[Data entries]
+++
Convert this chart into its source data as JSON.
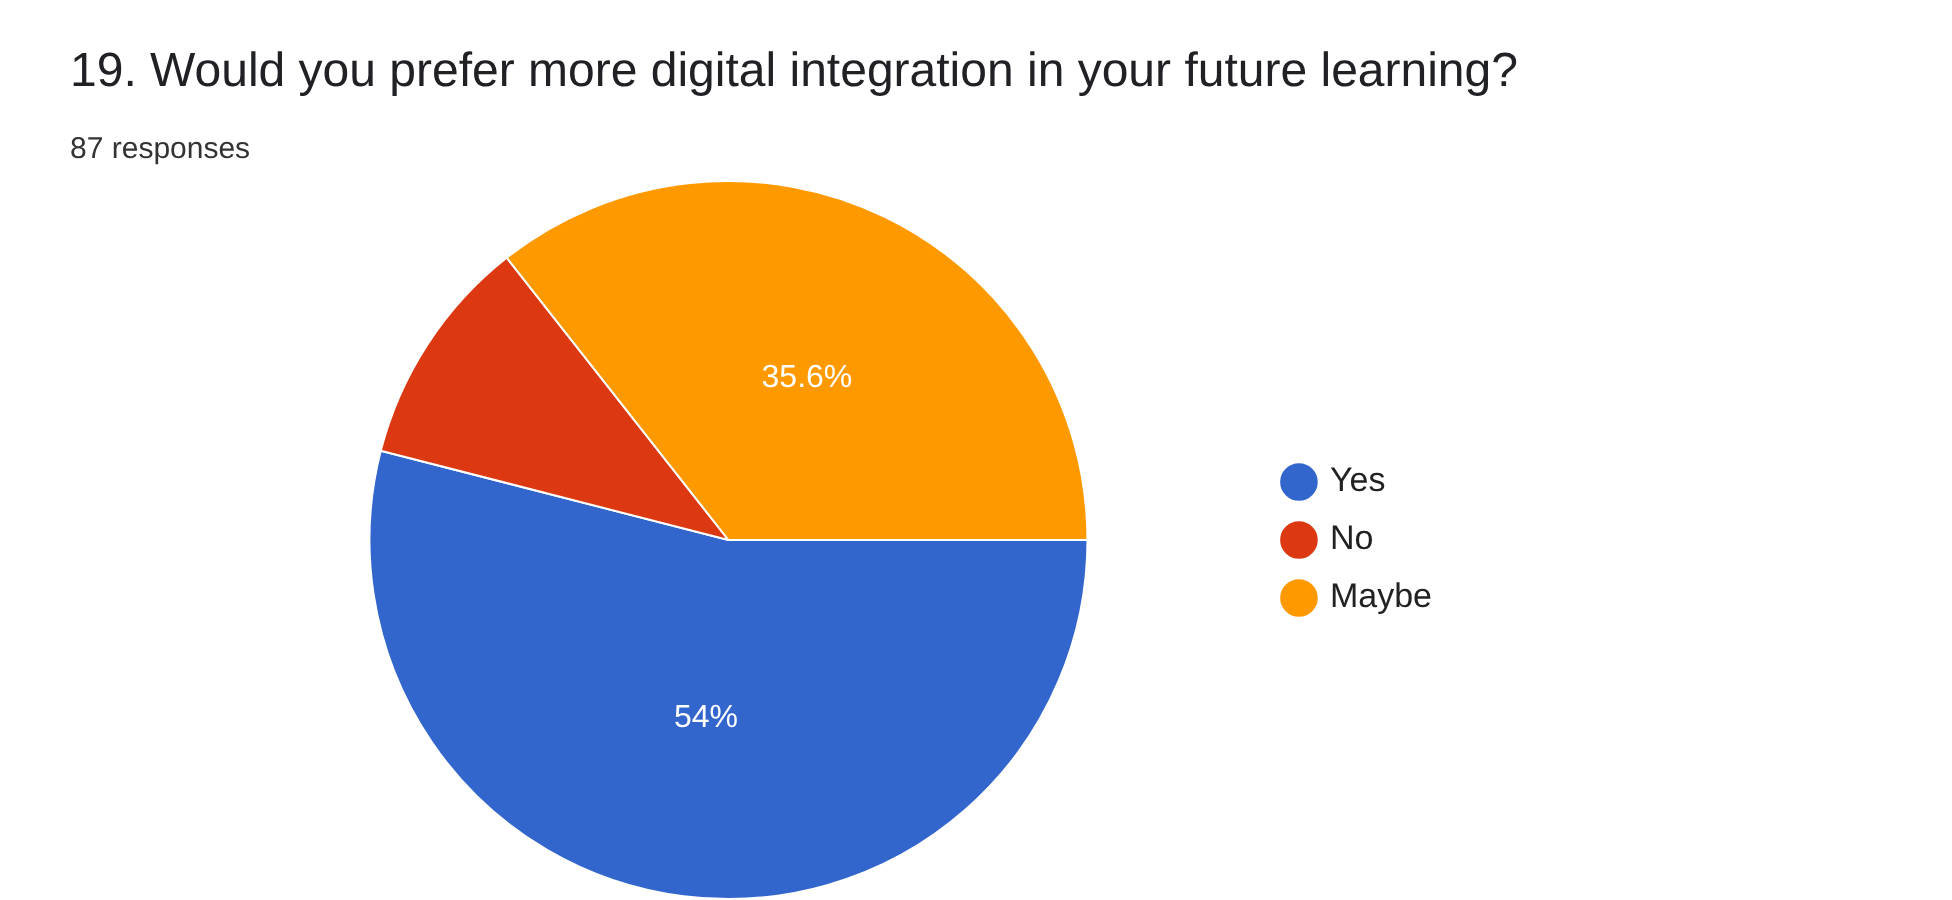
{
  "chart_data": {
    "type": "pie",
    "title": "19. Would you prefer more digital integration in your future learning?",
    "subtitle": "87 responses",
    "categories": [
      "Yes",
      "No",
      "Maybe"
    ],
    "values": [
      54,
      10.4,
      35.6
    ],
    "colors": [
      "#3366cc",
      "#dc3912",
      "#ff9900"
    ],
    "value_labels": [
      "54%",
      null,
      "35.6%"
    ],
    "legend": "right"
  }
}
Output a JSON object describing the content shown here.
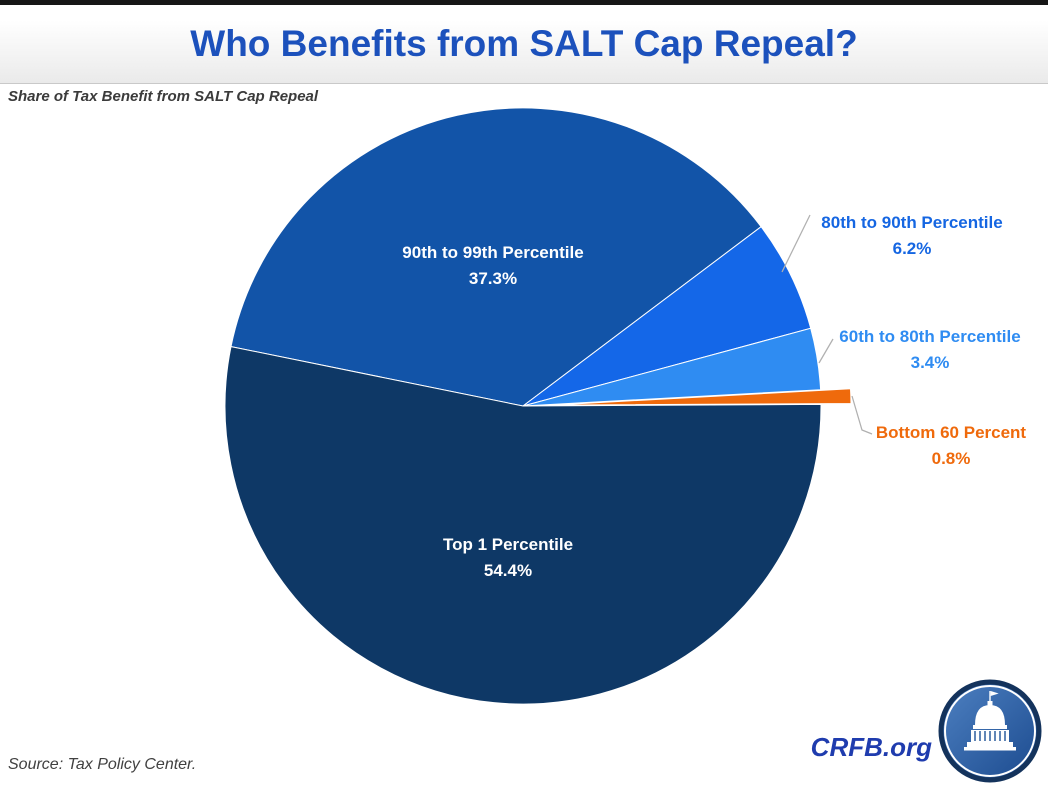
+++
» **What is being asked**
Give back every line exactly as it stands, pictures excluded.

» **Result**
Convert this chart into its source data as JSON.
{
  "chart_data": {
    "type": "pie",
    "title": "19. Would you prefer more digital integration in your future learning?",
    "subtitle": "87 responses",
    "categories": [
      "Yes",
      "No",
      "Maybe"
    ],
    "values": [
      54,
      10.4,
      35.6
    ],
    "colors": [
      "#3366cc",
      "#dc3912",
      "#ff9900"
    ],
    "value_labels": [
      "54%",
      null,
      "35.6%"
    ],
    "legend": "right"
  }
}
Output a JSON object describing the content shown here.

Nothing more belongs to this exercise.